▶ _Exercise details_
Copy every line of the records below that holds the word "Years".

▶ _Data to use_
________________________________________

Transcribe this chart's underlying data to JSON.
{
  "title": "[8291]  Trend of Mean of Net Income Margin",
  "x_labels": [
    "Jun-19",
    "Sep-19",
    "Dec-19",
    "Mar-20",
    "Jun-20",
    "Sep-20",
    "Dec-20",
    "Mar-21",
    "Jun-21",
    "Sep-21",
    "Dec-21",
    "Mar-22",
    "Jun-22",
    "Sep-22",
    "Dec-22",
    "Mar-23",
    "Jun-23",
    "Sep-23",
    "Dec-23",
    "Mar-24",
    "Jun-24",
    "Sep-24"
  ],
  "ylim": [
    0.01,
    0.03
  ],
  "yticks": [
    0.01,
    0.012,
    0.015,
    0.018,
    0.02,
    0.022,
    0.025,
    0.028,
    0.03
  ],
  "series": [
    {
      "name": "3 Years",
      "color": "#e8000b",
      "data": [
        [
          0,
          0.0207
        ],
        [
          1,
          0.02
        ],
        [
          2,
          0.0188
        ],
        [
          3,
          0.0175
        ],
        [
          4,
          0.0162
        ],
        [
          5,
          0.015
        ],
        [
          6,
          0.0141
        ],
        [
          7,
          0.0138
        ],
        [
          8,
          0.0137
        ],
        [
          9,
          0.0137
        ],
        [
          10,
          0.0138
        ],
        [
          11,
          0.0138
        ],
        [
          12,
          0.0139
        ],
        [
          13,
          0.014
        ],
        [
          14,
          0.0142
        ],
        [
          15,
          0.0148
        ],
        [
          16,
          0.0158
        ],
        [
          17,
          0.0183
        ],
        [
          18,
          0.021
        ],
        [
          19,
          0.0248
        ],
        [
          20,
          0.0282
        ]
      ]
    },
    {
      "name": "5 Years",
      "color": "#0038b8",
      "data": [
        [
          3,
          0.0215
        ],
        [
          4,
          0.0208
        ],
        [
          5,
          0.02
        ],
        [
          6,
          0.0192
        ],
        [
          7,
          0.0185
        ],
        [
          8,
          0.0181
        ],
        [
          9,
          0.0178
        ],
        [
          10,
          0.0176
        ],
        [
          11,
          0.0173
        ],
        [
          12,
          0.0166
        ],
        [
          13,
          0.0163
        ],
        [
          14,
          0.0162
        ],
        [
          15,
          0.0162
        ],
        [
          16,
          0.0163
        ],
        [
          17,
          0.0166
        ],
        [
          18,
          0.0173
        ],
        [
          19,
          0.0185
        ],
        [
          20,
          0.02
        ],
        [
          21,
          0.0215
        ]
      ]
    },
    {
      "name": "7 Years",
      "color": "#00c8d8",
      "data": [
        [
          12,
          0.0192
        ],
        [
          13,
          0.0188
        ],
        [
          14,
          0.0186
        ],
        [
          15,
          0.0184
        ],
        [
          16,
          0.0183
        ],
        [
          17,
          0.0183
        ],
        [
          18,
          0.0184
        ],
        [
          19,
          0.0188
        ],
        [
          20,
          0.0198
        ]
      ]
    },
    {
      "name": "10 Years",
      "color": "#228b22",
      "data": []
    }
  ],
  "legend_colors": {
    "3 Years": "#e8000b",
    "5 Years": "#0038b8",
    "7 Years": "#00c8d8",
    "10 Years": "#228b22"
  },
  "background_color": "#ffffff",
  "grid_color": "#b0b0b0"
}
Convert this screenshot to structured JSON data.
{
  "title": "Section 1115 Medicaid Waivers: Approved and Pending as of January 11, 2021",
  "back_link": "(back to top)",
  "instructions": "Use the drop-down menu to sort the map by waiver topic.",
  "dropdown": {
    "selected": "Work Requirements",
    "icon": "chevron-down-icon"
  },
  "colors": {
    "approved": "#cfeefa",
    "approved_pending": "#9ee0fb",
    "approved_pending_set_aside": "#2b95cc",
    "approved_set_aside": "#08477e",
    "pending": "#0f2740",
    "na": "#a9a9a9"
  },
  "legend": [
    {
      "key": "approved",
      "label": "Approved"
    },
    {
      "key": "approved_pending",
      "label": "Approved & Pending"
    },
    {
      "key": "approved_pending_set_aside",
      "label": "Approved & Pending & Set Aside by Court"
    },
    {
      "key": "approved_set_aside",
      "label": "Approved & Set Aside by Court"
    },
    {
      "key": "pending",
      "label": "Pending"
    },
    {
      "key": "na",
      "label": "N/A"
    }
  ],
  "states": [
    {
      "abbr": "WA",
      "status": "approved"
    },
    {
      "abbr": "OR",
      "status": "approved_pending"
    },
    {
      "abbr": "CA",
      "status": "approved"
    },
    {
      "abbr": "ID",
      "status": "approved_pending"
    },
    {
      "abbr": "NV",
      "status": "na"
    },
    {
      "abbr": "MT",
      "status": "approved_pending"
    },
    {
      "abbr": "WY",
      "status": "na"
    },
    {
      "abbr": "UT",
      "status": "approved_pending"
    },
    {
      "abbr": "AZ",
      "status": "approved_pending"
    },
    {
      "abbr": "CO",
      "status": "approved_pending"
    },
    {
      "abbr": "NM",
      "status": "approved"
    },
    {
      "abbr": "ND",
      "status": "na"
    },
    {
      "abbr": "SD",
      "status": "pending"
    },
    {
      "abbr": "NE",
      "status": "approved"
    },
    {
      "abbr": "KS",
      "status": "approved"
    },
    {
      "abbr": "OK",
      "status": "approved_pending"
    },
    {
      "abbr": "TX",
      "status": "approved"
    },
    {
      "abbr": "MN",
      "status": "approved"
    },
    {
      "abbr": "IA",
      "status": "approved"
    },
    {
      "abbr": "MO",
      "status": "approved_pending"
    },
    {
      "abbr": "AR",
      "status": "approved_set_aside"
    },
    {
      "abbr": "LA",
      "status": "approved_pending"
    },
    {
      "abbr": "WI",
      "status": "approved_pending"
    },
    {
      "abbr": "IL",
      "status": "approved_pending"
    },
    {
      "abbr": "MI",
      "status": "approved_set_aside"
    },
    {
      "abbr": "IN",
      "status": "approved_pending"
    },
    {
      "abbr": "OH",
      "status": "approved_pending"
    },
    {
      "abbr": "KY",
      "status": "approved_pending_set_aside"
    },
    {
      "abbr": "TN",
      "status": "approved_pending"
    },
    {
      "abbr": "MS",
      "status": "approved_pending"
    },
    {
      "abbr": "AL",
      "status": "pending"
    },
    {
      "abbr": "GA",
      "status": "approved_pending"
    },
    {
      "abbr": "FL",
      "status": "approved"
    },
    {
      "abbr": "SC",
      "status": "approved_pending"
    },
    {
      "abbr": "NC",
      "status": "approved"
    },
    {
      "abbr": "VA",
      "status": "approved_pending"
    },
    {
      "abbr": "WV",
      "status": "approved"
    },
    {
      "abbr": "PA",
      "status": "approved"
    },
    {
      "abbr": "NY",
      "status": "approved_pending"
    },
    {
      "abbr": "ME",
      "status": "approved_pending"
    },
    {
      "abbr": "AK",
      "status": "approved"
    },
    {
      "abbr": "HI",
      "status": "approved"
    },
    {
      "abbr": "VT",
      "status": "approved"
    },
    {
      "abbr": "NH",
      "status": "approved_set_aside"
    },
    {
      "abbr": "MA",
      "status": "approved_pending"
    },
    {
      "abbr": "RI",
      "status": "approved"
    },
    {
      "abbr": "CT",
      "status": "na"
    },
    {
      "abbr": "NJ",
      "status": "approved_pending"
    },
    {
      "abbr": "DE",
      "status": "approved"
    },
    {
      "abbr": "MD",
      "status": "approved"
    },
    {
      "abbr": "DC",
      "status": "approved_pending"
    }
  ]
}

________________________________________

▶ _Answer for this exercise_
      "name": "3 Years",
      "name": "5 Years",
      "name": "7 Years",
      "name": "10 Years",
    "3 Years": "#e8000b",
    "5 Years": "#0038b8",
    "7 Years": "#00c8d8",
    "10 Years": "#228b22"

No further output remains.